What to do => Pictures do not belong in the copy, so please give every entry below again exactly.
-------- Given entries
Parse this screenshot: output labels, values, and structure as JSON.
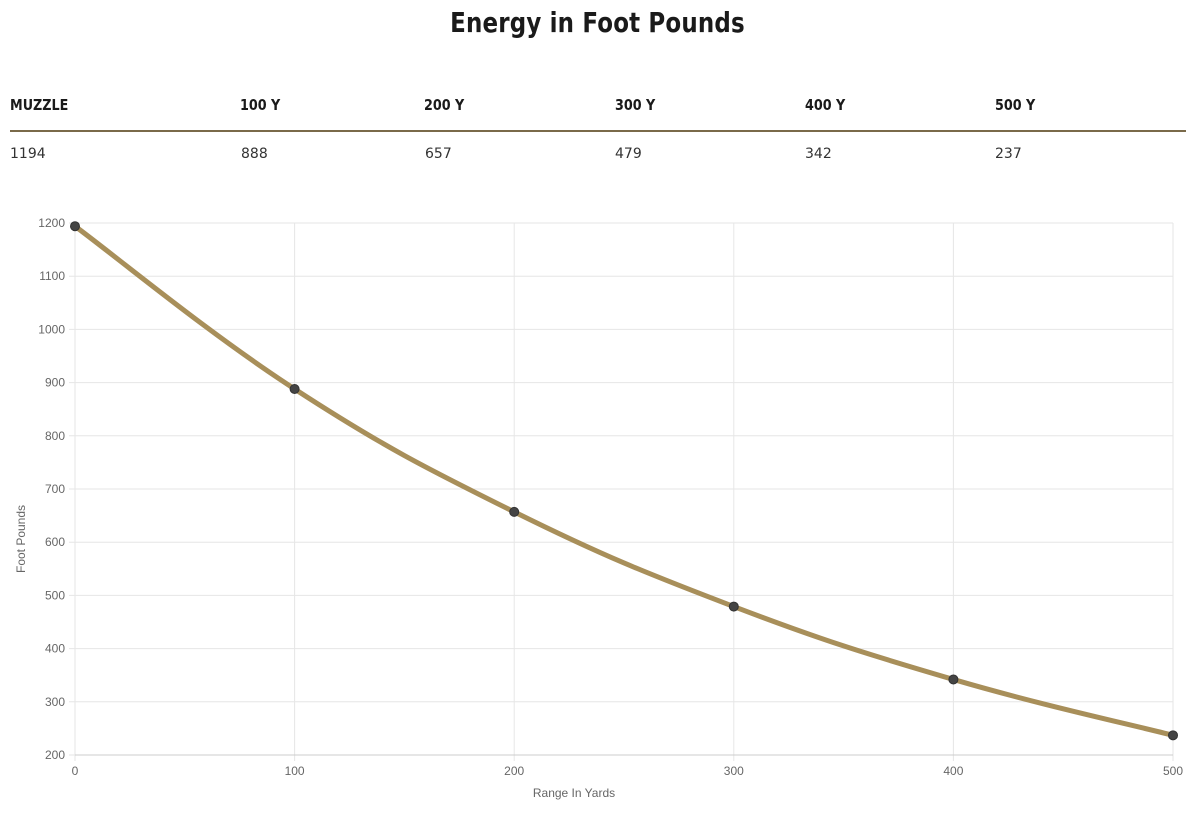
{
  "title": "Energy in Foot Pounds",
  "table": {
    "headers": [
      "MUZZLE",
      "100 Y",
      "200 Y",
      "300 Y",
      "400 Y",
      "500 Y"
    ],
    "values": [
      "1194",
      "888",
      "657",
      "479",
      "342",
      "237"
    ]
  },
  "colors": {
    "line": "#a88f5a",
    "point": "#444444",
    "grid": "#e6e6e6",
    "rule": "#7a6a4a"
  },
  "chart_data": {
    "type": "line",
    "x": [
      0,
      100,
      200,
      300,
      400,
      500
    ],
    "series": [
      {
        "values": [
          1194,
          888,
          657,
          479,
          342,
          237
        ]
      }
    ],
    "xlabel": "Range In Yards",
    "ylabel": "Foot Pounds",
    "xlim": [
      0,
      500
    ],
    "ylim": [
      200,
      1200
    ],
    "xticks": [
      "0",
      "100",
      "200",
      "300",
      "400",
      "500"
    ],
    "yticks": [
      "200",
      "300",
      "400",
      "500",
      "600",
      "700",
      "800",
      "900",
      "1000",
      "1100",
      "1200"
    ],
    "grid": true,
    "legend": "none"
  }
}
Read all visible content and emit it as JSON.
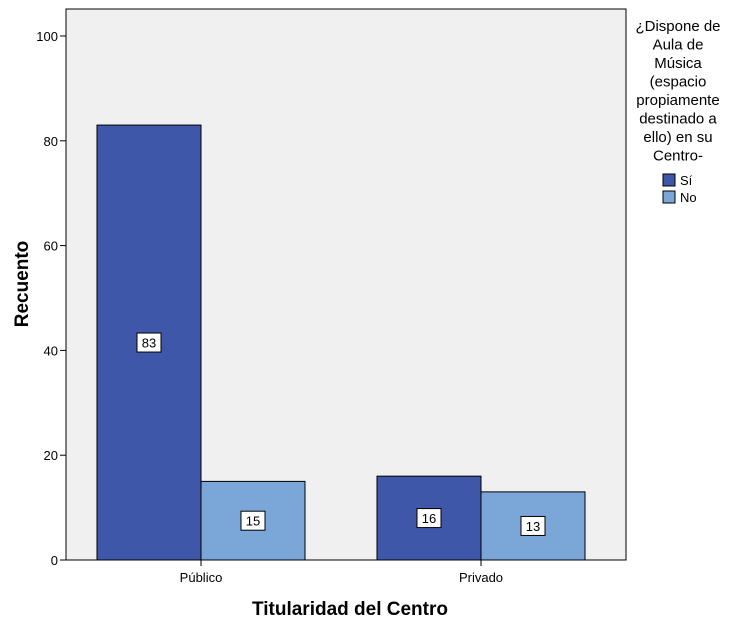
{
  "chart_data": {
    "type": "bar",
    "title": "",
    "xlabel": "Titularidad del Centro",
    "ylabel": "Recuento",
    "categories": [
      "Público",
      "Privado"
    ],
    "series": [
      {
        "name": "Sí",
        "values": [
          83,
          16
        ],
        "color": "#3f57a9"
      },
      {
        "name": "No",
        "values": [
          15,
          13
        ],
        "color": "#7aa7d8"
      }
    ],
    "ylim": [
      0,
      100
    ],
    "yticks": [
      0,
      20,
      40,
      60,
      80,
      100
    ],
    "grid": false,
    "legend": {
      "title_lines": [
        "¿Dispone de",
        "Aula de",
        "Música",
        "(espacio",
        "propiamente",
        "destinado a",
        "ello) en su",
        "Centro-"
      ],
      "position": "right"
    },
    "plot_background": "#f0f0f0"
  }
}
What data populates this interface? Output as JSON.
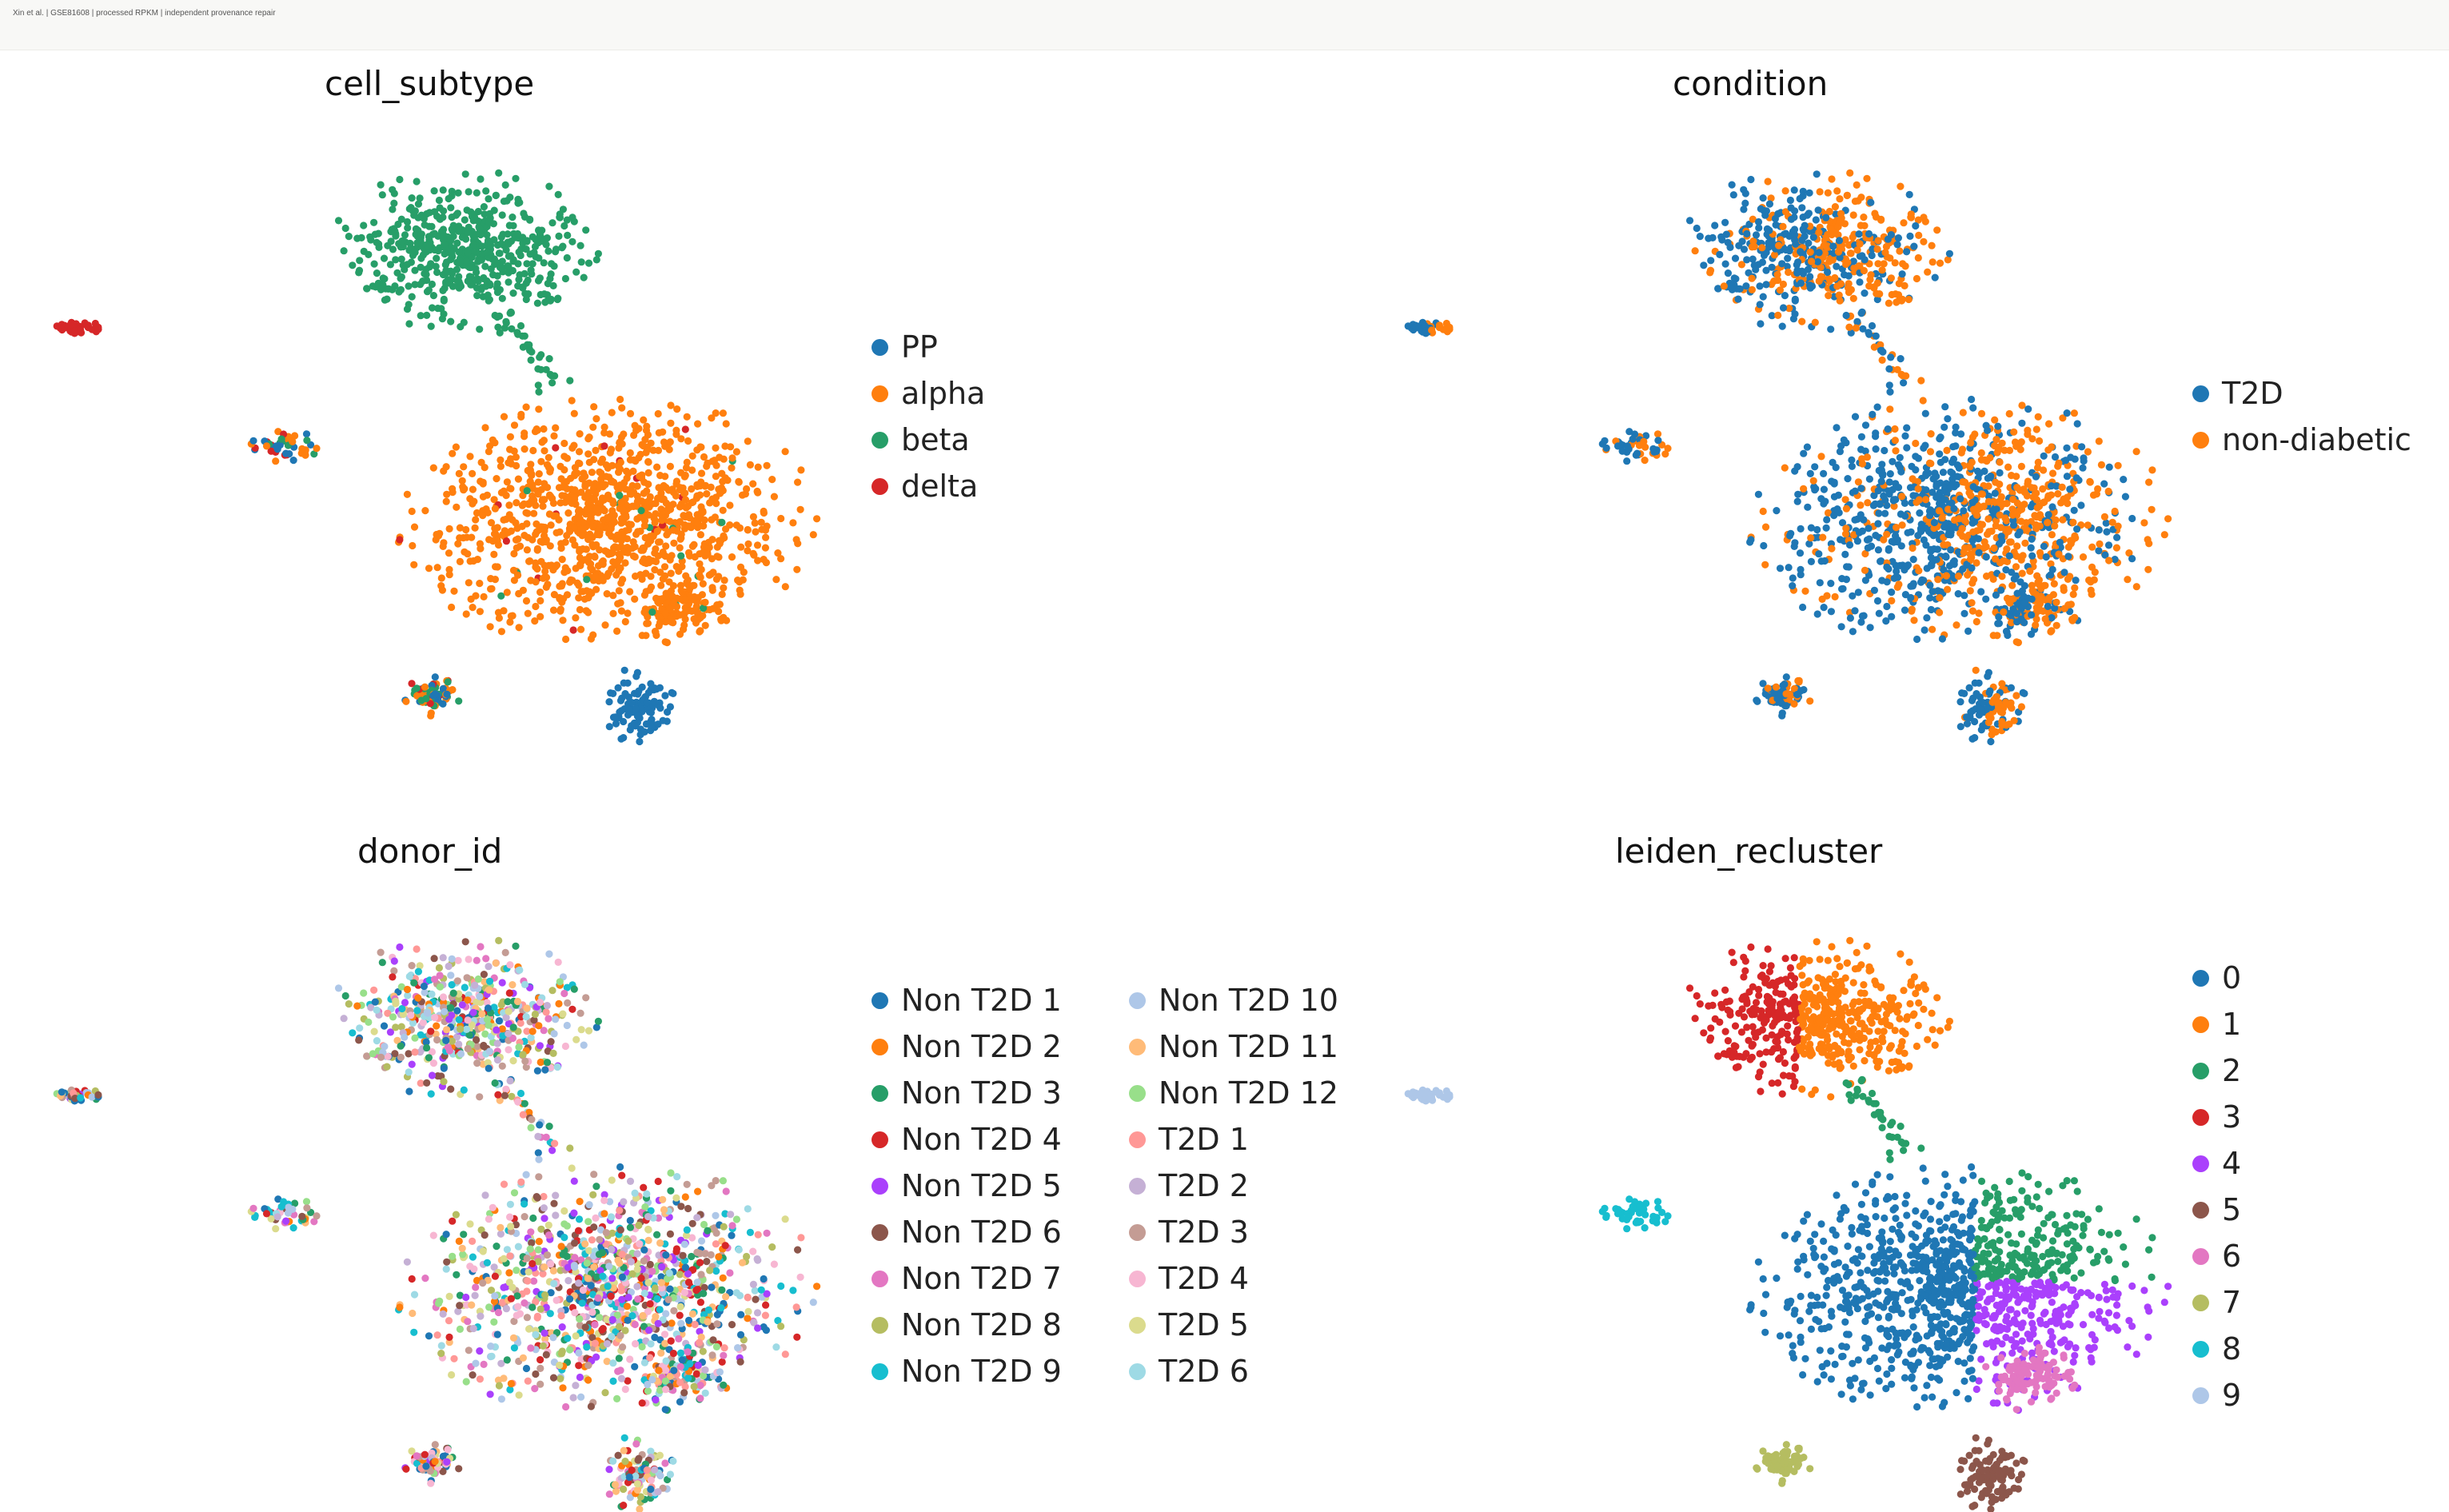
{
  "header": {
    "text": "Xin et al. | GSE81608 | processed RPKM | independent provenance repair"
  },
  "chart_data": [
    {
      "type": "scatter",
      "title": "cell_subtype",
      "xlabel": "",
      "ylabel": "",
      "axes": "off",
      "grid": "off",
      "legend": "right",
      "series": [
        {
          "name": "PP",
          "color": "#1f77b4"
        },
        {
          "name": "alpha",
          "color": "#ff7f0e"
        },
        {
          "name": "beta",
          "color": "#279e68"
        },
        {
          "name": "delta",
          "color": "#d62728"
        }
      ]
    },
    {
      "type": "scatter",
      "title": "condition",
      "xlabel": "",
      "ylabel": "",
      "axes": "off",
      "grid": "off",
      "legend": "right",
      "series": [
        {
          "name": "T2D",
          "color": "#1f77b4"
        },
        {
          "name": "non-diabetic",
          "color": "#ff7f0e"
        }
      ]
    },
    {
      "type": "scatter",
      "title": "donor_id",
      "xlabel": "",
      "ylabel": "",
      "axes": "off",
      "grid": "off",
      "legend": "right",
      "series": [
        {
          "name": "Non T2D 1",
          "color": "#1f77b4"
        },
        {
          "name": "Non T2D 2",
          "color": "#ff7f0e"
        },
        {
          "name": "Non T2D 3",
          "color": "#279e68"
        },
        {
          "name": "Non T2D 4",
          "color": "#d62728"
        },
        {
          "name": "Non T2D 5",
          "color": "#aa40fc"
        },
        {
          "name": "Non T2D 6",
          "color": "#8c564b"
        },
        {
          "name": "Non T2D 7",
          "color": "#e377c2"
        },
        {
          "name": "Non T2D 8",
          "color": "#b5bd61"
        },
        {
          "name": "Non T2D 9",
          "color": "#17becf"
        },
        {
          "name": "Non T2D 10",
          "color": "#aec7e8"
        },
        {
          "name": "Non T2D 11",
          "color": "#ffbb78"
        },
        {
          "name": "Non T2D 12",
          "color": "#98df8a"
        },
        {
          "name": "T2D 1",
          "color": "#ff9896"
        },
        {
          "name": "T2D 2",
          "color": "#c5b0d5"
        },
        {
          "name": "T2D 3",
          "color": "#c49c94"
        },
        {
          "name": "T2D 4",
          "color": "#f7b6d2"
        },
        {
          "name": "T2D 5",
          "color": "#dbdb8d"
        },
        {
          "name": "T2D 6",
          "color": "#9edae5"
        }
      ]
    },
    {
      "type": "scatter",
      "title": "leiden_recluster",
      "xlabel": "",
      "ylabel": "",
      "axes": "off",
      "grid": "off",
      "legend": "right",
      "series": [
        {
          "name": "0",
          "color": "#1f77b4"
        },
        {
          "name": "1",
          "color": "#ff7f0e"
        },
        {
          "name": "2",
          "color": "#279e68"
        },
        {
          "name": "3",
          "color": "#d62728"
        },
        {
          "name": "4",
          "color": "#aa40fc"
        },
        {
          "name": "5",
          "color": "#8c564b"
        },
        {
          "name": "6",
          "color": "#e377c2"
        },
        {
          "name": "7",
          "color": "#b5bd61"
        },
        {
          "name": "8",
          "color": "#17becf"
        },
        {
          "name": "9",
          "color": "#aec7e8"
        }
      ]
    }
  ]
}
----------------
Result below =>
Parse this screenshot: output labels, values, and structure as JSON.
{
  "title": "Energy in Foot Pounds",
  "table": {
    "headers": [
      "MUZZLE",
      "100 Y",
      "200 Y",
      "300 Y",
      "400 Y",
      "500 Y"
    ],
    "values": [
      "1194",
      "888",
      "657",
      "479",
      "342",
      "237"
    ]
  },
  "colors": {
    "line": "#a88f5a",
    "point": "#444444",
    "grid": "#e6e6e6",
    "rule": "#7a6a4a"
  },
  "chart_data": {
    "type": "line",
    "x": [
      0,
      100,
      200,
      300,
      400,
      500
    ],
    "series": [
      {
        "values": [
          1194,
          888,
          657,
          479,
          342,
          237
        ]
      }
    ],
    "xlabel": "Range In Yards",
    "ylabel": "Foot Pounds",
    "xlim": [
      0,
      500
    ],
    "ylim": [
      200,
      1200
    ],
    "xticks": [
      "0",
      "100",
      "200",
      "300",
      "400",
      "500"
    ],
    "yticks": [
      "200",
      "300",
      "400",
      "500",
      "600",
      "700",
      "800",
      "900",
      "1000",
      "1100",
      "1200"
    ],
    "grid": true,
    "legend": "none"
  }
}
Read all visible content and emit it as JSON.
{
  "chart_data": {
    "type": "bar",
    "title": "",
    "xlabel": "Titularidad del Centro",
    "ylabel": "Recuento",
    "categories": [
      "Público",
      "Privado"
    ],
    "series": [
      {
        "name": "Sí",
        "values": [
          83,
          16
        ],
        "color": "#3f57a9"
      },
      {
        "name": "No",
        "values": [
          15,
          13
        ],
        "color": "#7aa7d8"
      }
    ],
    "ylim": [
      0,
      100
    ],
    "yticks": [
      0,
      20,
      40,
      60,
      80,
      100
    ],
    "grid": false,
    "legend": {
      "title_lines": [
        "¿Dispone de",
        "Aula de",
        "Música",
        "(espacio",
        "propiamente",
        "destinado a",
        "ello) en su",
        "Centro-"
      ],
      "position": "right"
    },
    "plot_background": "#f0f0f0"
  }
}
What data populates this interface? Output as JSON.
{
  "header": {
    "text": "Xin et al. | GSE81608 | processed RPKM | independent provenance repair"
  },
  "chart_data": [
    {
      "type": "scatter",
      "title": "cell_subtype",
      "xlabel": "",
      "ylabel": "",
      "axes": "off",
      "grid": "off",
      "legend": "right",
      "series": [
        {
          "name": "PP",
          "color": "#1f77b4"
        },
        {
          "name": "alpha",
          "color": "#ff7f0e"
        },
        {
          "name": "beta",
          "color": "#279e68"
        },
        {
          "name": "delta",
          "color": "#d62728"
        }
      ]
    },
    {
      "type": "scatter",
      "title": "condition",
      "xlabel": "",
      "ylabel": "",
      "axes": "off",
      "grid": "off",
      "legend": "right",
      "series": [
        {
          "name": "T2D",
          "color": "#1f77b4"
        },
        {
          "name": "non-diabetic",
          "color": "#ff7f0e"
        }
      ]
    },
    {
      "type": "scatter",
      "title": "donor_id",
      "xlabel": "",
      "ylabel": "",
      "axes": "off",
      "grid": "off",
      "legend": "right",
      "series": [
        {
          "name": "Non T2D 1",
          "color": "#1f77b4"
        },
        {
          "name": "Non T2D 2",
          "color": "#ff7f0e"
        },
        {
          "name": "Non T2D 3",
          "color": "#279e68"
        },
        {
          "name": "Non T2D 4",
          "color": "#d62728"
        },
        {
          "name": "Non T2D 5",
          "color": "#aa40fc"
        },
        {
          "name": "Non T2D 6",
          "color": "#8c564b"
        },
        {
          "name": "Non T2D 7",
          "color": "#e377c2"
        },
        {
          "name": "Non T2D 8",
          "color": "#b5bd61"
        },
        {
          "name": "Non T2D 9",
          "color": "#17becf"
        },
        {
          "name": "Non T2D 10",
          "color": "#aec7e8"
        },
        {
          "name": "Non T2D 11",
          "color": "#ffbb78"
        },
        {
          "name": "Non T2D 12",
          "color": "#98df8a"
        },
        {
          "name": "T2D 1",
          "color": "#ff9896"
        },
        {
          "name": "T2D 2",
          "color": "#c5b0d5"
        },
        {
          "name": "T2D 3",
          "color": "#c49c94"
        },
        {
          "name": "T2D 4",
          "color": "#f7b6d2"
        },
        {
          "name": "T2D 5",
          "color": "#dbdb8d"
        },
        {
          "name": "T2D 6",
          "color": "#9edae5"
        }
      ]
    },
    {
      "type": "scatter",
      "title": "leiden_recluster",
      "xlabel": "",
      "ylabel": "",
      "axes": "off",
      "grid": "off",
      "legend": "right",
      "series": [
        {
          "name": "0",
          "color": "#1f77b4"
        },
        {
          "name": "1",
          "color": "#ff7f0e"
        },
        {
          "name": "2",
          "color": "#279e68"
        },
        {
          "name": "3",
          "color": "#d62728"
        },
        {
          "name": "4",
          "color": "#aa40fc"
        },
        {
          "name": "5",
          "color": "#8c564b"
        },
        {
          "name": "6",
          "color": "#e377c2"
        },
        {
          "name": "7",
          "color": "#b5bd61"
        },
        {
          "name": "8",
          "color": "#17becf"
        },
        {
          "name": "9",
          "color": "#aec7e8"
        }
      ]
    }
  ]
}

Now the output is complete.